What is required
Exactly as they appear, output all of the records. Skip any images.

Data excerpts:
# # #

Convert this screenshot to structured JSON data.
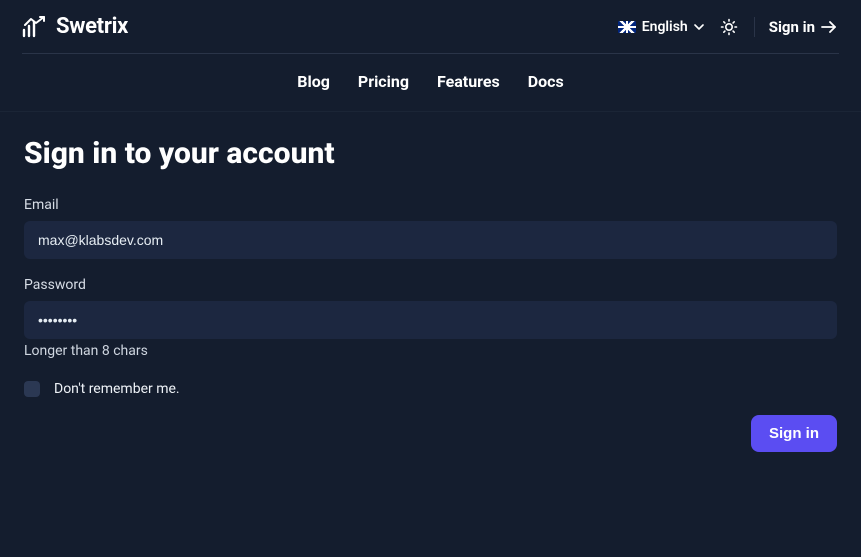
{
  "brand": {
    "name": "Swetrix"
  },
  "header": {
    "language_label": "English",
    "signin_label": "Sign in"
  },
  "nav": {
    "items": [
      {
        "label": "Blog"
      },
      {
        "label": "Pricing"
      },
      {
        "label": "Features"
      },
      {
        "label": "Docs"
      }
    ]
  },
  "page": {
    "title": "Sign in to your account",
    "email_label": "Email",
    "email_value": "max@klabsdev.com",
    "password_label": "Password",
    "password_value": "••••••••",
    "password_hint": "Longer than 8 chars",
    "remember_label": "Don't remember me.",
    "submit_label": "Sign in"
  },
  "colors": {
    "accent": "#5b4df2",
    "bg": "#141d2e",
    "input_bg": "#1c2740"
  }
}
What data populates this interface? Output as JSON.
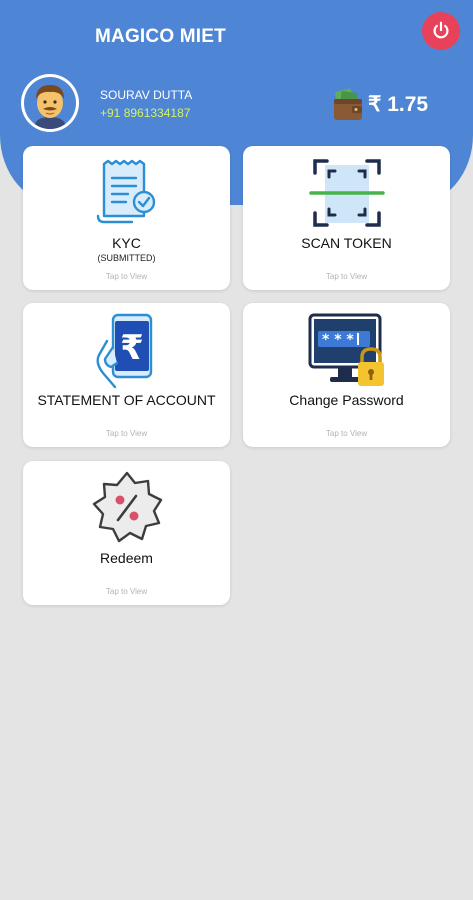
{
  "app": {
    "title": "MAGICO MIET"
  },
  "user": {
    "name": "SOURAV DUTTA",
    "phone": "+91 8961334187"
  },
  "wallet": {
    "balance": "₹ 1.75"
  },
  "cards": [
    {
      "title": "KYC",
      "subtitle": "(SUBMITTED)",
      "tap": "Tap to View",
      "icon": "kyc-document-icon"
    },
    {
      "title": "SCAN TOKEN",
      "tap": "Tap to View",
      "icon": "qr-scan-icon"
    },
    {
      "title": "STATEMENT OF ACCOUNT",
      "tap": "Tap to View",
      "icon": "rupee-phone-icon"
    },
    {
      "title": "Change Password",
      "tap": "Tap to View",
      "icon": "password-monitor-icon"
    },
    {
      "title": "Redeem",
      "tap": "Tap to View",
      "icon": "discount-badge-icon"
    }
  ],
  "colors": {
    "header": "#4e86d5",
    "background": "#e4e4e4",
    "power": "#e8425a",
    "phone": "#d6f25a"
  }
}
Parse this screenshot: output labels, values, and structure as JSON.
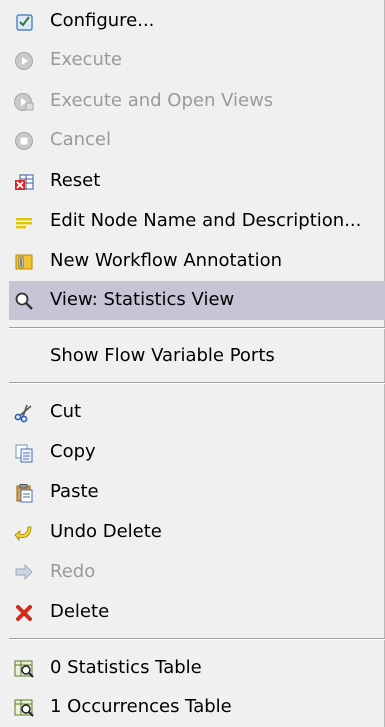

# # #

Full response
Convert this screenshot to structured JSON data.
{
  "brand": {
    "name": "Swetrix"
  },
  "header": {
    "language_label": "English",
    "signin_label": "Sign in"
  },
  "nav": {
    "items": [
      {
        "label": "Blog"
      },
      {
        "label": "Pricing"
      },
      {
        "label": "Features"
      },
      {
        "label": "Docs"
      }
    ]
  },
  "page": {
    "title": "Sign in to your account",
    "email_label": "Email",
    "email_value": "max@klabsdev.com",
    "password_label": "Password",
    "password_value": "••••••••",
    "password_hint": "Longer than 8 chars",
    "remember_label": "Don't remember me.",
    "submit_label": "Sign in"
  },
  "colors": {
    "accent": "#5b4df2",
    "bg": "#141d2e",
    "input_bg": "#1c2740"
  }
}
What data populates this interface? Output as JSON.
{
  "app": {
    "title": "MAGICO MIET"
  },
  "user": {
    "name": "SOURAV DUTTA",
    "phone": "+91 8961334187"
  },
  "wallet": {
    "balance": "₹ 1.75"
  },
  "cards": [
    {
      "title": "KYC",
      "subtitle": "(SUBMITTED)",
      "tap": "Tap to View",
      "icon": "kyc-document-icon"
    },
    {
      "title": "SCAN TOKEN",
      "tap": "Tap to View",
      "icon": "qr-scan-icon"
    },
    {
      "title": "STATEMENT OF ACCOUNT",
      "tap": "Tap to View",
      "icon": "rupee-phone-icon"
    },
    {
      "title": "Change Password",
      "tap": "Tap to View",
      "icon": "password-monitor-icon"
    },
    {
      "title": "Redeem",
      "tap": "Tap to View",
      "icon": "discount-badge-icon"
    }
  ],
  "colors": {
    "header": "#4e86d5",
    "background": "#e4e4e4",
    "power": "#e8425a",
    "phone": "#d6f25a"
  }
}
Parse this screenshot: output labels, values, and structure as JSON.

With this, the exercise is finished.